-- Source data start --
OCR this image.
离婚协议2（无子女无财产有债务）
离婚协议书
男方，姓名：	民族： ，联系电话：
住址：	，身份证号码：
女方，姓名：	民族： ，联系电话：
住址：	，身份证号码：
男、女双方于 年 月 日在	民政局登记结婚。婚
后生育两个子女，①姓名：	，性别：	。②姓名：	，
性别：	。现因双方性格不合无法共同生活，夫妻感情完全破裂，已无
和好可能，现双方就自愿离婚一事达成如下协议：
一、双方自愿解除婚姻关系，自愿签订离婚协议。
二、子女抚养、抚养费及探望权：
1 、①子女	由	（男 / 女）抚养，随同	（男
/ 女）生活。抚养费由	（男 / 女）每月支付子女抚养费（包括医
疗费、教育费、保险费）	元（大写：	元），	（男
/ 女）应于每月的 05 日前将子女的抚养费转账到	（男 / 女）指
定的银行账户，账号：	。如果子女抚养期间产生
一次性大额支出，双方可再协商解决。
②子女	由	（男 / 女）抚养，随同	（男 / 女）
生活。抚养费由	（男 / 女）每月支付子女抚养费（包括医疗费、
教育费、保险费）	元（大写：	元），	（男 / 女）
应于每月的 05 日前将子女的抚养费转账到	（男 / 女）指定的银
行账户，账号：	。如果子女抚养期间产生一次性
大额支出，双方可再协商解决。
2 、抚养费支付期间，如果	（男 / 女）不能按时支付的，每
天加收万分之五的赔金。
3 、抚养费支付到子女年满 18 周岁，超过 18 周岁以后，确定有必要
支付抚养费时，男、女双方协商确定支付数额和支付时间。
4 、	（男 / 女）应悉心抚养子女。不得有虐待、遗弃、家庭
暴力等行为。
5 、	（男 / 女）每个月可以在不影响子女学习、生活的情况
-- Source data end --
* [Instruction]:
Copy the material above back out, exactly as written.

* [The reply]:
OCR this image.
离婚协议2（无子女无财产有债务）
离婚协议书
男方，姓名：	民族： ，联系电话：
住址：	，身份证号码：
女方，姓名：	民族： ，联系电话：
住址：	，身份证号码：
男、女双方于 年 月 日在	民政局登记结婚。婚
后生育两个子女，①姓名：	，性别：	。②姓名：	，
性别：	。现因双方性格不合无法共同生活，夫妻感情完全破裂，已无
和好可能，现双方就自愿离婚一事达成如下协议：
一、双方自愿解除婚姻关系，自愿签订离婚协议。
二、子女抚养、抚养费及探望权：
1 、①子女	由	（男 / 女）抚养，随同	（男
/ 女）生活。抚养费由	（男 / 女）每月支付子女抚养费（包括医
疗费、教育费、保险费）	元（大写：	元），	（男
/ 女）应于每月的 05 日前将子女的抚养费转账到	（男 / 女）指
定的银行账户，账号：	。如果子女抚养期间产生
一次性大额支出，双方可再协商解决。
②子女	由	（男 / 女）抚养，随同	（男 / 女）
生活。抚养费由	（男 / 女）每月支付子女抚养费（包括医疗费、
教育费、保险费）	元（大写：	元），	（男 / 女）
应于每月的 05 日前将子女的抚养费转账到	（男 / 女）指定的银
行账户，账号：	。如果子女抚养期间产生一次性
大额支出，双方可再协商解决。
2 、抚养费支付期间，如果	（男 / 女）不能按时支付的，每
天加收万分之五的赔金。
3 、抚养费支付到子女年满 18 周岁，超过 18 周岁以后，确定有必要
支付抚养费时，男、女双方协商确定支付数额和支付时间。
4 、	（男 / 女）应悉心抚养子女。不得有虐待、遗弃、家庭
暴力等行为。
5 、	（男 / 女）每个月可以在不影响子女学习、生活的情况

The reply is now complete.